■ **Problem to solve**
Collect every line below that contains the word "Clark".

Dataset entries
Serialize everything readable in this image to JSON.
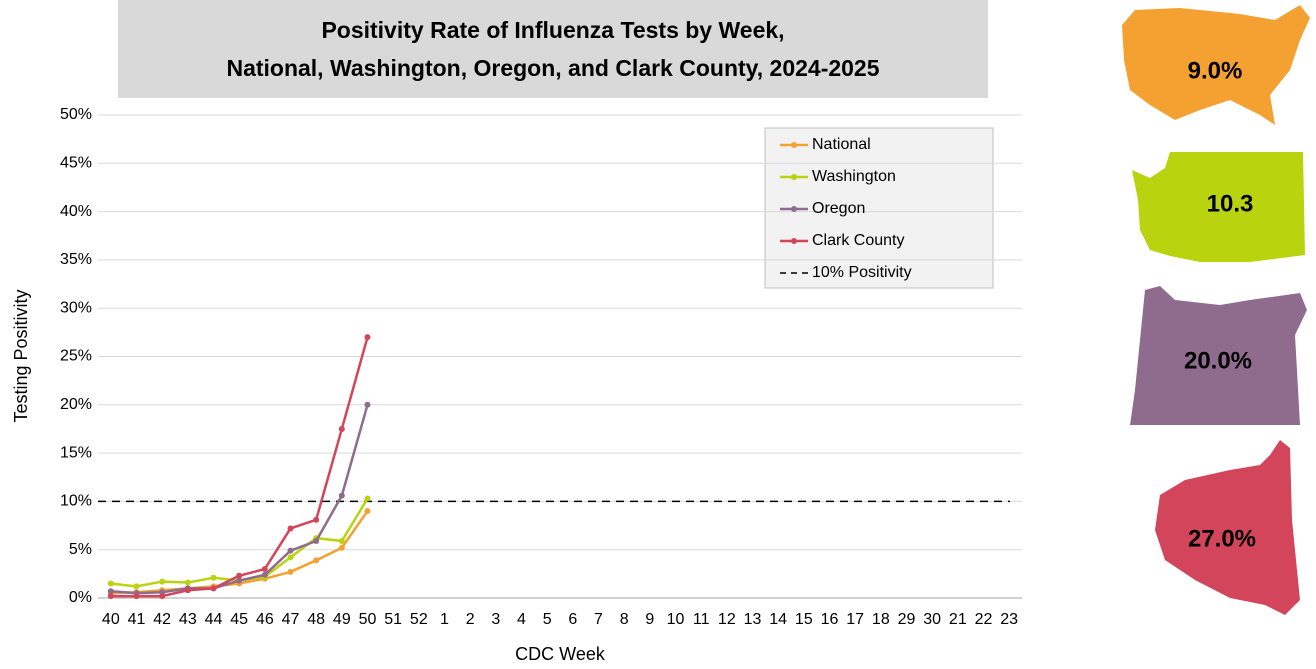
{
  "chart_data": {
    "type": "line",
    "title": "Positivity Rate of Influenza Tests by Week,",
    "subtitle": "National, Washington, Oregon, and Clark County, 2024-2025",
    "x_label": "CDC Week",
    "y_label": "Testing Positivity",
    "categories": [
      "40",
      "41",
      "42",
      "43",
      "44",
      "45",
      "46",
      "47",
      "48",
      "49",
      "50",
      "51",
      "52",
      "1",
      "2",
      "3",
      "4",
      "5",
      "6",
      "7",
      "8",
      "9",
      "10",
      "11",
      "12",
      "13",
      "14",
      "15",
      "16",
      "17",
      "18",
      "29",
      "30",
      "21",
      "22",
      "23"
    ],
    "series": [
      {
        "name": "National",
        "color": "#f4a132",
        "values": [
          0.5,
          0.6,
          0.8,
          1.0,
          1.2,
          1.5,
          2.0,
          2.7,
          3.9,
          5.2,
          9.0,
          null,
          null,
          null,
          null,
          null,
          null,
          null,
          null,
          null,
          null,
          null,
          null,
          null,
          null,
          null,
          null,
          null,
          null,
          null,
          null,
          null,
          null,
          null,
          null,
          null
        ]
      },
      {
        "name": "Washington",
        "color": "#b9d30f",
        "values": [
          1.5,
          1.2,
          1.7,
          1.6,
          2.1,
          1.8,
          2.2,
          4.2,
          6.2,
          5.9,
          10.3,
          null,
          null,
          null,
          null,
          null,
          null,
          null,
          null,
          null,
          null,
          null,
          null,
          null,
          null,
          null,
          null,
          null,
          null,
          null,
          null,
          null,
          null,
          null,
          null,
          null
        ]
      },
      {
        "name": "Oregon",
        "color": "#8f6b8e",
        "values": [
          0.7,
          0.5,
          0.6,
          1.0,
          1.0,
          1.8,
          2.4,
          4.9,
          5.9,
          10.6,
          20.0,
          null,
          null,
          null,
          null,
          null,
          null,
          null,
          null,
          null,
          null,
          null,
          null,
          null,
          null,
          null,
          null,
          null,
          null,
          null,
          null,
          null,
          null,
          null,
          null,
          null
        ]
      },
      {
        "name": "Clark County",
        "color": "#d2455a",
        "values": [
          0.2,
          0.2,
          0.2,
          0.8,
          1.0,
          2.3,
          3.0,
          7.2,
          8.1,
          17.5,
          27.0,
          null,
          null,
          null,
          null,
          null,
          null,
          null,
          null,
          null,
          null,
          null,
          null,
          null,
          null,
          null,
          null,
          null,
          null,
          null,
          null,
          null,
          null,
          null,
          null,
          null
        ]
      }
    ],
    "reference": {
      "name": "10% Positivity",
      "value": 10
    },
    "ylim": [
      0,
      50
    ],
    "yticks": [
      {
        "value": 0,
        "label": "0%"
      },
      {
        "value": 5,
        "label": "5%"
      },
      {
        "value": 10,
        "label": "10%"
      },
      {
        "value": 15,
        "label": "15%"
      },
      {
        "value": 20,
        "label": "20%"
      },
      {
        "value": 25,
        "label": "25%"
      },
      {
        "value": 30,
        "label": "30%"
      },
      {
        "value": 35,
        "label": "35%"
      },
      {
        "value": 40,
        "label": "40%"
      },
      {
        "value": 45,
        "label": "45%"
      },
      {
        "value": 50,
        "label": "50%"
      }
    ],
    "grid": true,
    "legend": "top-right",
    "badges": [
      {
        "label": "9.0%",
        "color": "#f4a132"
      },
      {
        "label": "10.3",
        "color": "#b9d30f"
      },
      {
        "label": "20.0%",
        "color": "#8f6b8e"
      },
      {
        "label": "27.0%",
        "color": "#d2455a"
      }
    ]
  }
}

■ **Solution**
    "subtitle": "National, Washington, Oregon, and Clark County, 2024-2025",
        "name": "Clark County",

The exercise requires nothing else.